__Given problem__. Rewrite the rows from the start up to and including the line with "y-left-tick-label: 13 bbox=[35, 270, 56, 291]", replacing "legend-swatch" with "legend-key" and leaving everything else unchanged.

Element region listings
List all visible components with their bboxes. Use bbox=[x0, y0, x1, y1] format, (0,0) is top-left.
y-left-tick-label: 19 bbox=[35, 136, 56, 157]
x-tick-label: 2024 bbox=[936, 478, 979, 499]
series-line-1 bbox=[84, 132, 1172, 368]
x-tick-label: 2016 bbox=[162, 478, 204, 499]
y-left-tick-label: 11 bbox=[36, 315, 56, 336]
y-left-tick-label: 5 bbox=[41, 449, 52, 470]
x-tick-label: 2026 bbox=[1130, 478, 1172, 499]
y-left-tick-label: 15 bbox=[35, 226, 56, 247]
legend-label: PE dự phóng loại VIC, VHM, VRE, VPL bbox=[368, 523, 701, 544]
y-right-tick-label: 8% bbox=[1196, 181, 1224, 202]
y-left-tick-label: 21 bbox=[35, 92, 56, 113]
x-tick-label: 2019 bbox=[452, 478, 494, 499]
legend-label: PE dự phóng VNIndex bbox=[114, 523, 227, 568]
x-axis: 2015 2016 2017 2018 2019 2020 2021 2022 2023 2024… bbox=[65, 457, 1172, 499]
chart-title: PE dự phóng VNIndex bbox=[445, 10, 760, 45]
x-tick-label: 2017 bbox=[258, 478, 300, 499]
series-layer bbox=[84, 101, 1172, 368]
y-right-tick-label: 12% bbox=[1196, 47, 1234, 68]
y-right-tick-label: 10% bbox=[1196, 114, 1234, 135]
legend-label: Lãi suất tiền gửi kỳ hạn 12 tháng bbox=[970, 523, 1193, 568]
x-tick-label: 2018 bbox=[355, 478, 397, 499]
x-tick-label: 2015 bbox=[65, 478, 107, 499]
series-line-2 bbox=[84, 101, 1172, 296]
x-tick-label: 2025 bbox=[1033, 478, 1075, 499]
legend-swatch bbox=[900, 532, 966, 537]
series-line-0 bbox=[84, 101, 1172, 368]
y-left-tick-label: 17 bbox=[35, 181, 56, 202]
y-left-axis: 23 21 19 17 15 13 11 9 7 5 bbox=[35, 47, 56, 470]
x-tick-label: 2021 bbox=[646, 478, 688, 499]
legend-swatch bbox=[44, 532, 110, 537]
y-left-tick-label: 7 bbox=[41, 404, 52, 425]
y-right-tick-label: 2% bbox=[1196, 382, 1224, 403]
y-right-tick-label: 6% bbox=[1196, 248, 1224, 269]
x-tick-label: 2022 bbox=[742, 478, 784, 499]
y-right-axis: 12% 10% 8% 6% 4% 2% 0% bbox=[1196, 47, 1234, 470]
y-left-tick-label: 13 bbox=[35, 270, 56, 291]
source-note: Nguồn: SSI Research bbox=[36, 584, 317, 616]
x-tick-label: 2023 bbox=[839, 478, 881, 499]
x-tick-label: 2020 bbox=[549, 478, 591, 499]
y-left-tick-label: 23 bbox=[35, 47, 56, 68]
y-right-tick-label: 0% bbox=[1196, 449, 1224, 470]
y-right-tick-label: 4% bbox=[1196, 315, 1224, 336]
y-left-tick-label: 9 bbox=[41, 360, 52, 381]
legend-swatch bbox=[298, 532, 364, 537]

__Output__.
List all visible components with their bboxes. Use bbox=[x0, y0, x1, y1] format, (0,0) is top-left.
y-left-tick-label: 19 bbox=[35, 136, 56, 157]
x-tick-label: 2024 bbox=[936, 478, 979, 499]
series-line-1 bbox=[84, 132, 1172, 368]
x-tick-label: 2016 bbox=[162, 478, 204, 499]
y-left-tick-label: 11 bbox=[36, 315, 56, 336]
y-left-tick-label: 5 bbox=[41, 449, 52, 470]
x-tick-label: 2026 bbox=[1130, 478, 1172, 499]
y-left-tick-label: 15 bbox=[35, 226, 56, 247]
legend-label: PE dự phóng loại VIC, VHM, VRE, VPL bbox=[368, 523, 701, 544]
y-right-tick-label: 8% bbox=[1196, 181, 1224, 202]
y-left-tick-label: 21 bbox=[35, 92, 56, 113]
x-tick-label: 2019 bbox=[452, 478, 494, 499]
legend-label: PE dự phóng VNIndex bbox=[114, 523, 227, 568]
x-axis: 2015 2016 2017 2018 2019 2020 2021 2022 2023 2024… bbox=[65, 457, 1172, 499]
chart-title: PE dự phóng VNIndex bbox=[445, 10, 760, 45]
x-tick-label: 2017 bbox=[258, 478, 300, 499]
series-layer bbox=[84, 101, 1172, 368]
y-right-tick-label: 12% bbox=[1196, 47, 1234, 68]
y-right-tick-label: 10% bbox=[1196, 114, 1234, 135]
legend-label: Lãi suất tiền gửi kỳ hạn 12 tháng bbox=[970, 523, 1193, 568]
x-tick-label: 2018 bbox=[355, 478, 397, 499]
x-tick-label: 2015 bbox=[65, 478, 107, 499]
series-line-2 bbox=[84, 101, 1172, 296]
x-tick-label: 2025 bbox=[1033, 478, 1075, 499]
legend-key bbox=[900, 532, 966, 537]
series-line-0 bbox=[84, 101, 1172, 368]
y-left-tick-label: 17 bbox=[35, 181, 56, 202]
y-left-axis: 23 21 19 17 15 13 11 9 7 5 bbox=[35, 47, 56, 470]
x-tick-label: 2021 bbox=[646, 478, 688, 499]
legend-key bbox=[44, 532, 110, 537]
y-left-tick-label: 7 bbox=[41, 404, 52, 425]
y-right-tick-label: 2% bbox=[1196, 382, 1224, 403]
y-right-tick-label: 6% bbox=[1196, 248, 1224, 269]
x-tick-label: 2022 bbox=[742, 478, 784, 499]
y-right-axis: 12% 10% 8% 6% 4% 2% 0% bbox=[1196, 47, 1234, 470]
y-left-tick-label: 13 bbox=[35, 270, 56, 291]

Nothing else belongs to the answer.